> _WHAT IS ASKED_: Copy the lines from the first one through the line containing "protocol-icon [358,147,374,163]", both included, without altering them.

> _DATA FOR THE TASK_:
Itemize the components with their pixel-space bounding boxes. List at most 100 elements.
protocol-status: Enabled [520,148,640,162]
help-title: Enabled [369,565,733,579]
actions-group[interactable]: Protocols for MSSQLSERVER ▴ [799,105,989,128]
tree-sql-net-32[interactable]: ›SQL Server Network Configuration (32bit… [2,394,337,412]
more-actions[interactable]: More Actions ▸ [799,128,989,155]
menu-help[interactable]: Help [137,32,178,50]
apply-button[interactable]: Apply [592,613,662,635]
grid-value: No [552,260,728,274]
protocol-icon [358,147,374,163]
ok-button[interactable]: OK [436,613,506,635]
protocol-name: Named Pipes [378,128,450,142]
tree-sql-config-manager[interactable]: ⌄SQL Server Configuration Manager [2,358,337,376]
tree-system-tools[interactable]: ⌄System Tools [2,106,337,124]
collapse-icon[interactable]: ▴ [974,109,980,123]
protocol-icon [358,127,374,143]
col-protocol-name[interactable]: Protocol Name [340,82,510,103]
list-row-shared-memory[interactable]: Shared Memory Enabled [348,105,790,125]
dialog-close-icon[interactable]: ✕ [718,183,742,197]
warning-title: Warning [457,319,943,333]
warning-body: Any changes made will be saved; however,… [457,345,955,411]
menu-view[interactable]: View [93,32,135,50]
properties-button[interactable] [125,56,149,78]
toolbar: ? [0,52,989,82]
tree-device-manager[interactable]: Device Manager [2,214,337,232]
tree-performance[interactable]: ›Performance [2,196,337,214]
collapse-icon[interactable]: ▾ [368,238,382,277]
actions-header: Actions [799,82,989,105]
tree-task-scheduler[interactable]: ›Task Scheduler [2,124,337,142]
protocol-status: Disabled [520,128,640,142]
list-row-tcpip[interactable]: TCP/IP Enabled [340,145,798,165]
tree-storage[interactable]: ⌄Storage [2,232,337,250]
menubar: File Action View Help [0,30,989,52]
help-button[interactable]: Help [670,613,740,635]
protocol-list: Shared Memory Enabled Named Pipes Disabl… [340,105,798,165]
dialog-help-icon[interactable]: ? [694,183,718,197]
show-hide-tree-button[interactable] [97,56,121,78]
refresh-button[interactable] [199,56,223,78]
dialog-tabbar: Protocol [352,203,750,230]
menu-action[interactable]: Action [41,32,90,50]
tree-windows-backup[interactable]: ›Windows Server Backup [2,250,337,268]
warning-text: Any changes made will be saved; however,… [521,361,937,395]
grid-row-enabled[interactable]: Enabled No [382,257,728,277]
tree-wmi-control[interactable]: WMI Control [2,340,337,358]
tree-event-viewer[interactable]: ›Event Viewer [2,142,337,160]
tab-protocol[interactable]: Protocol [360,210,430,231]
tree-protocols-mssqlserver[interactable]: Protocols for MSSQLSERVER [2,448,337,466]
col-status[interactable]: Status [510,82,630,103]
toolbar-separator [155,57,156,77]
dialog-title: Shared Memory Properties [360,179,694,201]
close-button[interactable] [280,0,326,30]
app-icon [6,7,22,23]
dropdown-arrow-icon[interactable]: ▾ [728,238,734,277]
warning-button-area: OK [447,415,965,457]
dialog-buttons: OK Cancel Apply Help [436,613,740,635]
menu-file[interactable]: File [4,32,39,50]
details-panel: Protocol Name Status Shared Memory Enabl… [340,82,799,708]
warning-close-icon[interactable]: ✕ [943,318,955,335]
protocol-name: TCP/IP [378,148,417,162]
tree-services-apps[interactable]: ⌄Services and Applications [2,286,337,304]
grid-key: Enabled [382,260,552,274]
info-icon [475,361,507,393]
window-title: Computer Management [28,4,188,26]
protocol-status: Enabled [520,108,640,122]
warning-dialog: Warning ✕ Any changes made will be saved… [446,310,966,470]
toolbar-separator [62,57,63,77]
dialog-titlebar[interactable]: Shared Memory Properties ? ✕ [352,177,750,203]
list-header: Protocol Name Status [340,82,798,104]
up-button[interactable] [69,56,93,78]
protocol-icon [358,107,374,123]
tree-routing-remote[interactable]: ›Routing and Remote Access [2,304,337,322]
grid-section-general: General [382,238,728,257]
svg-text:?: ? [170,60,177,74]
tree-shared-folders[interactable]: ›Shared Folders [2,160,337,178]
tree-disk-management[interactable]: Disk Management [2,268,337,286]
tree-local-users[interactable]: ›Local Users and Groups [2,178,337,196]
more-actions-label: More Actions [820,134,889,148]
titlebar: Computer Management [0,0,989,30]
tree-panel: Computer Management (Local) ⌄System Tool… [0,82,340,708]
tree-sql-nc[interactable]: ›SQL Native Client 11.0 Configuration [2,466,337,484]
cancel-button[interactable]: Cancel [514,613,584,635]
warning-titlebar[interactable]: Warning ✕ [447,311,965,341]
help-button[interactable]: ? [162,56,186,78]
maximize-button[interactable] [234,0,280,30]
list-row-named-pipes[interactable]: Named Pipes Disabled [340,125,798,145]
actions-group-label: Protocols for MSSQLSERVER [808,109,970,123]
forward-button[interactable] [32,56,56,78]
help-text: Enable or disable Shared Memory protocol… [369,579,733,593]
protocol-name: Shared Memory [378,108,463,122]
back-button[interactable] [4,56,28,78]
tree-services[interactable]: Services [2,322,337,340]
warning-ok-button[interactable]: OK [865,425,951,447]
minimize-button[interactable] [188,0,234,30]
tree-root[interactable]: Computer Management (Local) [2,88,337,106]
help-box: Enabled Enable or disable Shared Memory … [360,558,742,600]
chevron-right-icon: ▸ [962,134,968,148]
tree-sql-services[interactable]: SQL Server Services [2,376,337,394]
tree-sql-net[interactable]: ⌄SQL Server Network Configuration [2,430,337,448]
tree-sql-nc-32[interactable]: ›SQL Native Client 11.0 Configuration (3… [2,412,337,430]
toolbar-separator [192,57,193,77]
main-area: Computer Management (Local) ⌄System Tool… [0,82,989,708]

> _RESULT OF THE EXERCISE_:
Itemize the components with their pixel-space bounding boxes. List at most 100 elements.
protocol-status: Enabled [520,148,640,162]
help-title: Enabled [369,565,733,579]
actions-group[interactable]: Protocols for MSSQLSERVER ▴ [799,105,989,128]
tree-sql-net-32[interactable]: ›SQL Server Network Configuration (32bit… [2,394,337,412]
more-actions[interactable]: More Actions ▸ [799,128,989,155]
menu-help[interactable]: Help [137,32,178,50]
apply-button[interactable]: Apply [592,613,662,635]
grid-value: No [552,260,728,274]
protocol-icon [358,147,374,163]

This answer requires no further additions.